• EXCERPT PROVIDED:
#####
I could practise my ankle-level slips catches by bouncing a tennis ball against the side of the septic tank block. Four upturned buckets for seats and a frisbee for a steering wheel and that septic tank turned into a Sherman tank, carving through some hellish bomb-cratered European battlefield.
On that day I was raking up those mango leaves, I saw the septic tank as a stage for Marty McFly to sing Johnny B. Goode at the Enchantment Under the Sea school dance that was taking place only in my mind. The septic tank became a high school hall stage.
The wooden garden rake under my arm became a cherry-red Gibson guitar. And I became Marty McFly, goose-stepping and knee-swivelling like some seasoned singer of 1950s rock’n roll number ones, dancing across that glorious concrete container housing my family’s number twos. “Go, go,” I roared.
“Go, Johnny, go, go, go.”
Then, miraculously, the septic tank turned into a time machine. My own decade-hopping DeLor-ean. And this, of course, was the thing I loved most about Marty McFly. His ability to escape; to change the course of history; to right a few family wrongs.
Dude was a time traveller. Slam the gas in the driver’s seat of the septic tank, get that sucker up to 88 miles per hour and off I went to anywhen I wanted. Not anywhere, of course, anywhen. I knew the laws of time travel. I caught every piece of scattershot exposition that spilt from Doc Brown’s lips. I knew I couldn’t transport myself to Ancient Egypt. I knew I couldn’t zap myself to the Battle of Waterloo or The Gunfight at the OK Corral. Place didn’t change when Marty’s DeLorean did its thing, only time.
#####
• WHAT THIS EXERCISE ASKS:
[a] Retype the septic tank excerpt, starting with the words containing "Dude was a time" and ending with "thing, only time.".
[b] Extend the septic tank excerpt onward from its final sentence.
The listing comes from a separate, unrelated source.

• AVAILABLE DATA:
#####
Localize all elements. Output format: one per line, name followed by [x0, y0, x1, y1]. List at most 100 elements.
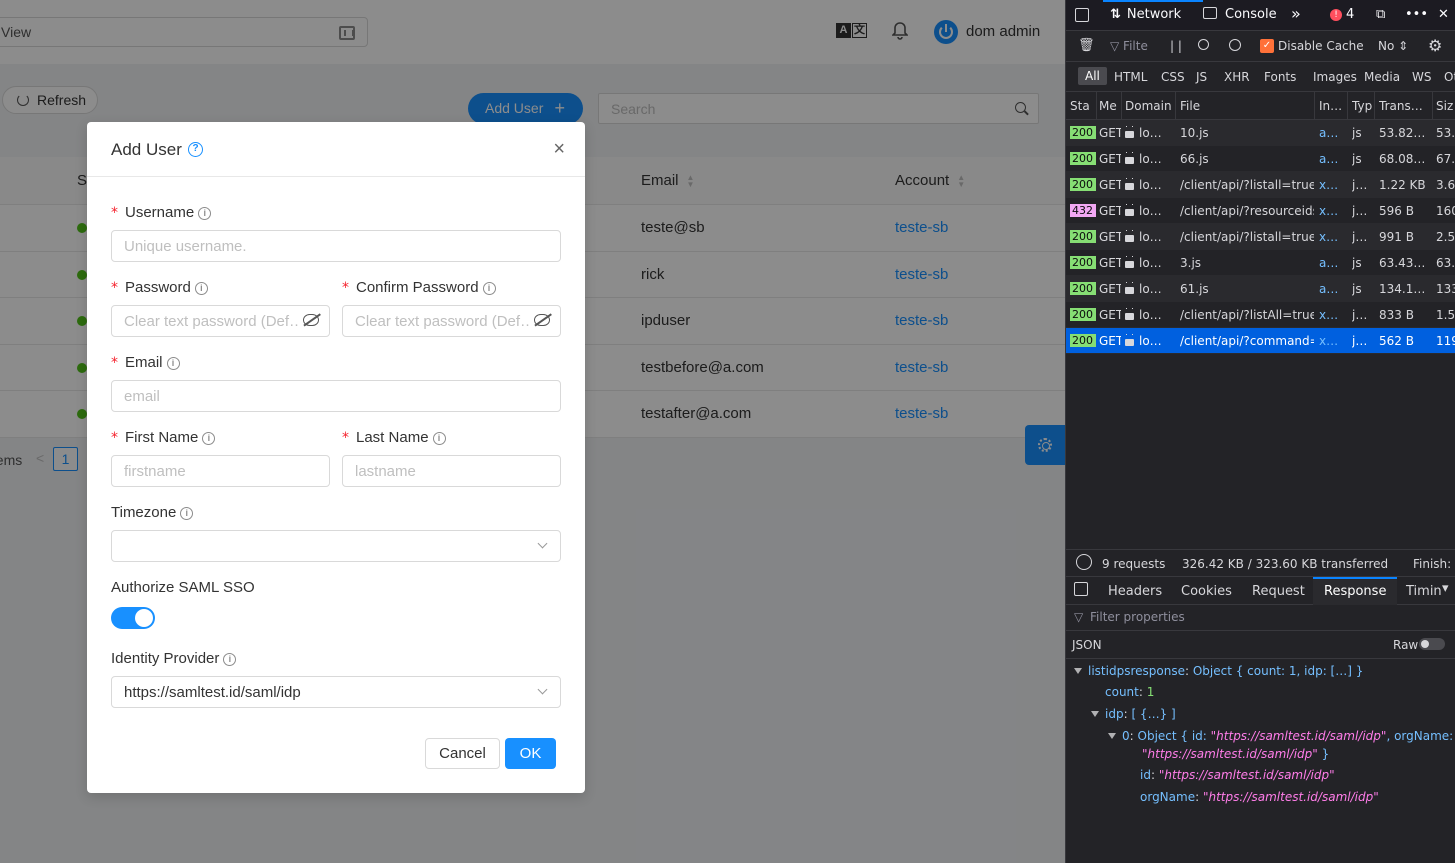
#####
• RESPONSES TO THE EXERCISE:
[a]
Dude was a time traveller. Slam the gas in the driver’s seat of the septic tank, get that sucker up to 88 miles per hour and off I went to anywhen I wanted. Not anywhere, of course, anywhen. I knew the laws of time travel. I caught every piece of scattershot exposition that spilt from Doc Brown’s lips. I knew I couldn’t transport myself to Ancient Egypt. I knew I couldn’t zap myself to the Battle of Waterloo or The Gunfight at the OK Corral. Place didn’t change when Marty’s DeLorean did its thing, only time.

[b]
So I travelled back to seaside Sandgate, Brisbane, in the time of the dinosaurs. I saw a Tyrannosaurus rex barrelling across the low-tide mud flats of Moreton Bay. I slipped through time to 1942, around the time my granddad, Vic, returned to Sandgate after giving his blood and one of his legs to the Western Desert Campaign of World War II. I shot through a blue wormhole and was spat out in the mid-1970s in Sandgate when Mum and Dad were beautiful and young, before their sweet-scented love story turned septic. I could drive to the future. Sandgate, Brisbane, 3022, to see great towers lining the beachfront along Flinders Parade. Kids floating above Moreton Bay on hover-tech hula-hoops, eating battered flathead and chips and sipping on cans of Pasito because of course Pasito will outlast eternity. Or maybe I could just stay put in 1986 and drive the DeLorean up Deagon St and into Brighton and I could drive up North Rd and find the house of Alison Hipwood – my own personal primary school Jennifer Parker, my second first love – and maybe Alison could step outside to check out my ride and maybe she could be so impressed with my time-travelling wheels that she’d plant a kiss on my lips just as the chorus to The Power of Love by Huey Lewis and The News echoed across the northern suburbs of Brisbane.
And as I write this I want to stay in that place. I want to stay back there on that septic tank in 1986 – back in time – and I want to run upstairs and dunk a ginger-nut into milk beside Nan and I want to tell her she’s a wonder and a marvel and a princess who never once complained about the life she lived with polio.
I want to run into the living room and tap on Grandad’s wooden leg and ask him what sacrifice really means, and what it feels like to take a bullet from Jerry. I never asked him these questions because I was always too busy watching Marty McFly singing Johnny B. Goode on the telly while Grandad read his paper and his Bible in silence in the living room. Damn, I wanna stay. But, of course, time waits and bends for none, especially children of the ’80s.
So it’s time to come back now. Back to school runs and rising electricity bills and war in Ukraine and hackers of health funds. Back to good and bad times and times we’ll never get again. Back to every beautiful thing that’s waiting for us ’round the bend. Back to December 2022. Back to the future.